Extract every line below that contains the word "photo".

:: Data excerpts

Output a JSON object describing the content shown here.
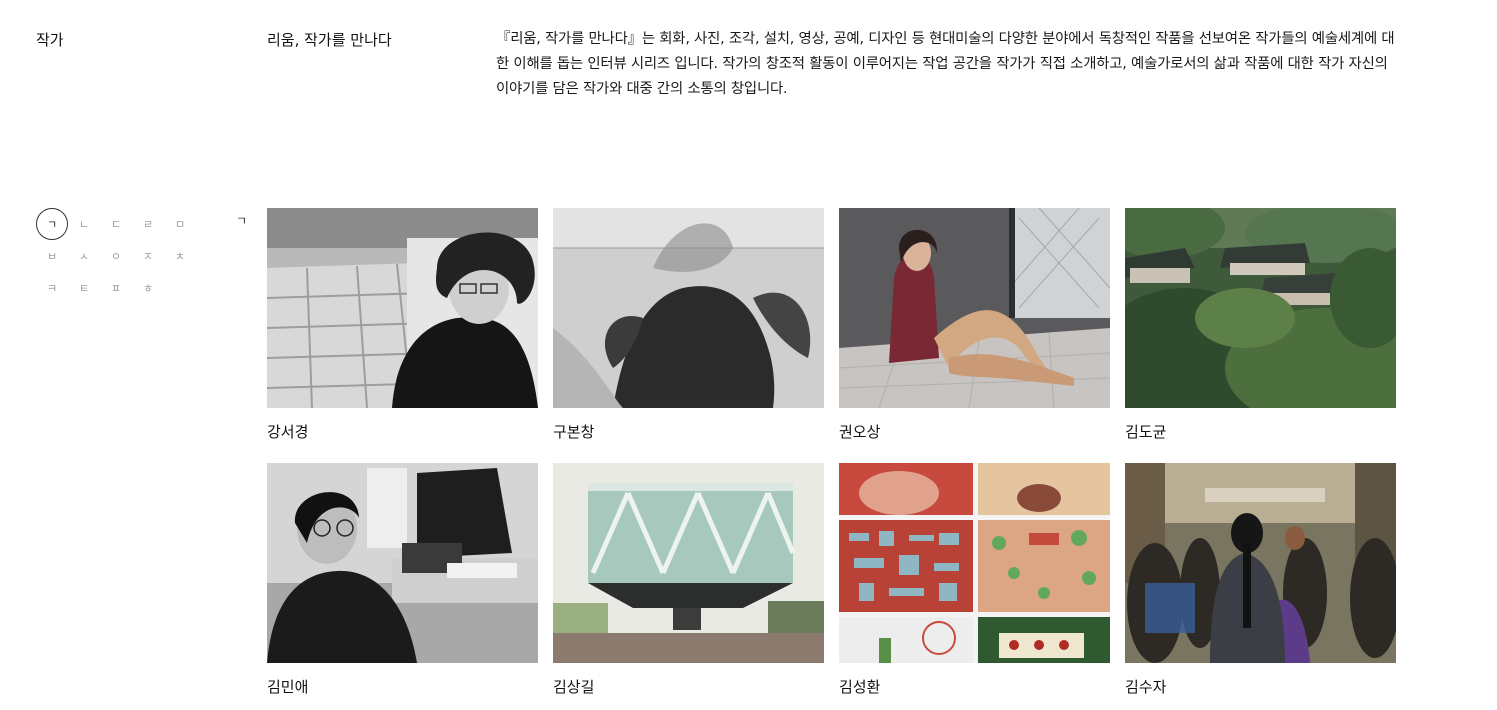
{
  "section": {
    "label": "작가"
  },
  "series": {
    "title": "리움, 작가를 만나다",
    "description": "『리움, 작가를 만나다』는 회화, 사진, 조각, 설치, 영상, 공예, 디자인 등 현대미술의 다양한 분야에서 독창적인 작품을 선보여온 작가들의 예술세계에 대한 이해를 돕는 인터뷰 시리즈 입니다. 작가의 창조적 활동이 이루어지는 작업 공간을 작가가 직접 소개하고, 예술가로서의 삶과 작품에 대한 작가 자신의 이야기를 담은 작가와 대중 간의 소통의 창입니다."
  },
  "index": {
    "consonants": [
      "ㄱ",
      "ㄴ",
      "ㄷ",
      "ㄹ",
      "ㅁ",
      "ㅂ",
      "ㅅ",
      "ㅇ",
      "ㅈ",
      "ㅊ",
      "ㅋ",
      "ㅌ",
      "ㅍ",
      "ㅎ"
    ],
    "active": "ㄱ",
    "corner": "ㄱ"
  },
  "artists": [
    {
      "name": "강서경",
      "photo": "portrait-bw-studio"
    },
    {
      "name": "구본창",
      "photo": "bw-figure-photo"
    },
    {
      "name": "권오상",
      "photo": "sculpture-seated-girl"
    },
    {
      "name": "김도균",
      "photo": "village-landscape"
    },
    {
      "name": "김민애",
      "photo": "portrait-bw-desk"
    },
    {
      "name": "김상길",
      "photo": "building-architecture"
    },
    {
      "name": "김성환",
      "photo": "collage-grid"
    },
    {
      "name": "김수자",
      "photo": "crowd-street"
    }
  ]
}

::::

• _Solution for this task_:
      "photo": "portrait-bw-studio"
      "photo": "bw-figure-photo"
      "photo": "sculpture-seated-girl"
      "photo": "village-landscape"
      "photo": "portrait-bw-desk"
      "photo": "building-architecture"
      "photo": "collage-grid"
      "photo": "crowd-street"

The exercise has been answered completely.